EXCERPTED PASSAGE:
Train station in Pascagoula, Mississippi, US

Pascagoula station is an intercity train station in Pascagoula, Mississippi, United States. It originally served the Louisville and Nashville Railroad, and is currently a stop for Amtrak's Mardi Gras Service. The station is on the National Register of Historic Places as the Louisville and Nashville Railroad Depot, and was designated a Mississippi Landmark by the Mississippi Department of Archives and History. In addition, the station serves as an art gallery owned by the Singing River Art Association.

==History==
The station building was constructed by the Louisville & Nashville Railroad (L&N) in 1904. The waiting room was enlarged in 1918.

Former L&N trains that served the station included the Crescent (New Orleans-New York), Pan-American (New Orleans-Cincinnati) and Humming Bird (New Orleans-Chicago and Cincinnati). Intercity passenger train service ended in 1971. The station building was restored during the 1970s, and was placed on the National Register of Historic Places in 1974.

PROMPT 1:
Answer these questions from the Pascagoula station article, one line each:
(a) Which Amtrak service currently stops at the station?
(b) In what year was the waiting room enlarged?
(c) In what year did intercity passenger train service end?
PROMPT 2:
For each statement, say whether the Pascagoula station article agrees, and quote the words that decide it.
(a) The Louisville & Nashville Railroad built the station building in 1904.
(b) The station was placed on the National Register of Historic Places in 1971.
(c) The art gallery in the station is owned by Amtrak.
PROMPT 3: Carry the Pascagoula station article forward, starting after its last sentence.

[Stored data entries]
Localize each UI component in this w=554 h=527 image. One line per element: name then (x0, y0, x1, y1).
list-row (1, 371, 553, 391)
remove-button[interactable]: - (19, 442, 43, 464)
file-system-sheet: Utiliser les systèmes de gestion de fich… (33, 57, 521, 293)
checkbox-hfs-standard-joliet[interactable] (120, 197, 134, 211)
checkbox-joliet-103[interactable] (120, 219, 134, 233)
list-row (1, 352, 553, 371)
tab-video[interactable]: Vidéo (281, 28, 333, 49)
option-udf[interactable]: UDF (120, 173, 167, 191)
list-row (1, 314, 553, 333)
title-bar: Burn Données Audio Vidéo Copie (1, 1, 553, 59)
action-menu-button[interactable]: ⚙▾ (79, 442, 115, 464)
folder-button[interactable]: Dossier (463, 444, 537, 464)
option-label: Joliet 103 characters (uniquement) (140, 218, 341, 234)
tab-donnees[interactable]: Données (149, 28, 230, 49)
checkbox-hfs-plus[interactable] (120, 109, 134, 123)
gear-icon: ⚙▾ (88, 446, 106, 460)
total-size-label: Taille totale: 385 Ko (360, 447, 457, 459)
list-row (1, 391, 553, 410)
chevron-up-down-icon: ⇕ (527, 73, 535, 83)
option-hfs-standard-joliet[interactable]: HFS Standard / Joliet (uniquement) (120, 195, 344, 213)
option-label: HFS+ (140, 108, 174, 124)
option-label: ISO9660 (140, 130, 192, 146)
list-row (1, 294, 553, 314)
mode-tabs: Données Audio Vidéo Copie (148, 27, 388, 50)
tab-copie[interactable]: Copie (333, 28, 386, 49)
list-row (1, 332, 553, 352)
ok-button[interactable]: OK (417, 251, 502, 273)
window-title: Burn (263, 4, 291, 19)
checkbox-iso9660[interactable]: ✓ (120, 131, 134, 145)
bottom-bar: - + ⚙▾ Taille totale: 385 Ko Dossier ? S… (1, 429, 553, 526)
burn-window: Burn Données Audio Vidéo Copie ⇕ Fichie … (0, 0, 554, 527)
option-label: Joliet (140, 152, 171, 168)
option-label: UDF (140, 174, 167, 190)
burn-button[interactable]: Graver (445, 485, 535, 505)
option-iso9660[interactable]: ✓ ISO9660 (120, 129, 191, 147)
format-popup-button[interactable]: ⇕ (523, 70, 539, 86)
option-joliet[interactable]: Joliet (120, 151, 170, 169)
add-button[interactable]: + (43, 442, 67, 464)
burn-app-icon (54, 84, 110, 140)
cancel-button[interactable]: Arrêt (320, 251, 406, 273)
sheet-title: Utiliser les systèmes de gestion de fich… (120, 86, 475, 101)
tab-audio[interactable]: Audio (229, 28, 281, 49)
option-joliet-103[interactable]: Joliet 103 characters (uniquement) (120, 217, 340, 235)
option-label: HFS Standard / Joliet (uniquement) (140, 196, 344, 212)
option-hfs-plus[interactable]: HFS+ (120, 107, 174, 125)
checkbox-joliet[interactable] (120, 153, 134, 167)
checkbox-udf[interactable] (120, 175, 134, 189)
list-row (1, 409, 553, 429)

WRITTEN ANSWER 1:
(a) The Mardi Gras Service
(b) 1918
(c) 1971

WRITTEN ANSWER 2:
(a) Yes: "The station building was constructed by the Louisville & Nashville Railroad (L&N) in 1904."
(b) No: "was placed on the National Register of Historic Places in 1974."
(c) No: "an art gallery owned by the Singing River Art Association."

WRITTEN ANSWER 3:
Amtrak service began with the Gulf Coast Limited, which operated between 1984 and 1985. The stop was reactivated on March 31, 1993, in service on the Sunset Limited. Damage to the rail line resulting from Hurricane Katrina in 2005 caused Amtrak to suspend service east of New Orleans, including at Pascagoula. Service to Pascagoula returned with the establishment of Amtrak's Mardi Gras Service between New Orleans, Louisiana and Mobile, Alabama on August 18, 2025.